(Stored records)
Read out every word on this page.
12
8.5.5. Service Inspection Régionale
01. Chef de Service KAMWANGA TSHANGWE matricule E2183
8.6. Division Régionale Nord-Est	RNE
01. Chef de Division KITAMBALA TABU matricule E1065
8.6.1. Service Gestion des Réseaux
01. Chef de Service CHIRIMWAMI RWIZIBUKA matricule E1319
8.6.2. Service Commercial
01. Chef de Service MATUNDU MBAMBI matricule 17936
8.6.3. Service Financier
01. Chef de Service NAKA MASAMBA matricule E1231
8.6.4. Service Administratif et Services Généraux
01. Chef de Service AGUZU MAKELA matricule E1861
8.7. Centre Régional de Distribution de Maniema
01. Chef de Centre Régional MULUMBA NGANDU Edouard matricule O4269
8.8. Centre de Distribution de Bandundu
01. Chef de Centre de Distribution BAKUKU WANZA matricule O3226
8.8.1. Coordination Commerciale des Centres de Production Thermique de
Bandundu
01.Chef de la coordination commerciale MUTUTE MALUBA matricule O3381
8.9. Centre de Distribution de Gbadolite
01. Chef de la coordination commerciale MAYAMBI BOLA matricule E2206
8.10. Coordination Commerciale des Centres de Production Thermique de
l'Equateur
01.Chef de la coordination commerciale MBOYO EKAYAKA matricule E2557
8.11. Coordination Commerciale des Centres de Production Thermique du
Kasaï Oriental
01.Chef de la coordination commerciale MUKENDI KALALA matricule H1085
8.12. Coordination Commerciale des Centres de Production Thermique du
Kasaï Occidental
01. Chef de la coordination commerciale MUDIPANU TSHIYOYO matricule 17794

SET PROBLEM: Extract all of the material exactly as it is written.

SOLUTION BELOW:
Read out every word on this page.
12
8.5.5. Service Inspection Régionale
01. Chef de Service KAMWANGA TSHANGWE matricule E2183
8.6. Division Régionale Nord-Est	RNE
01. Chef de Division KITAMBALA TABU matricule E1065
8.6.1. Service Gestion des Réseaux
01. Chef de Service CHIRIMWAMI RWIZIBUKA matricule E1319
8.6.2. Service Commercial
01. Chef de Service MATUNDU MBAMBI matricule 17936
8.6.3. Service Financier
01. Chef de Service NAKA MASAMBA matricule E1231
8.6.4. Service Administratif et Services Généraux
01. Chef de Service AGUZU MAKELA matricule E1861
8.7. Centre Régional de Distribution de Maniema
01. Chef de Centre Régional MULUMBA NGANDU Edouard matricule O4269
8.8. Centre de Distribution de Bandundu
01. Chef de Centre de Distribution BAKUKU WANZA matricule O3226
8.8.1. Coordination Commerciale des Centres de Production Thermique de
Bandundu
01.Chef de la coordination commerciale MUTUTE MALUBA matricule O3381
8.9. Centre de Distribution de Gbadolite
01. Chef de la coordination commerciale MAYAMBI BOLA matricule E2206
8.10. Coordination Commerciale des Centres de Production Thermique de
l'Equateur
01.Chef de la coordination commerciale MBOYO EKAYAKA matricule E2557
8.11. Coordination Commerciale des Centres de Production Thermique du
Kasaï Oriental
01.Chef de la coordination commerciale MUKENDI KALALA matricule H1085
8.12. Coordination Commerciale des Centres de Production Thermique du
Kasaï Occidental
01. Chef de la coordination commerciale MUDIPANU TSHIYOYO matricule 17794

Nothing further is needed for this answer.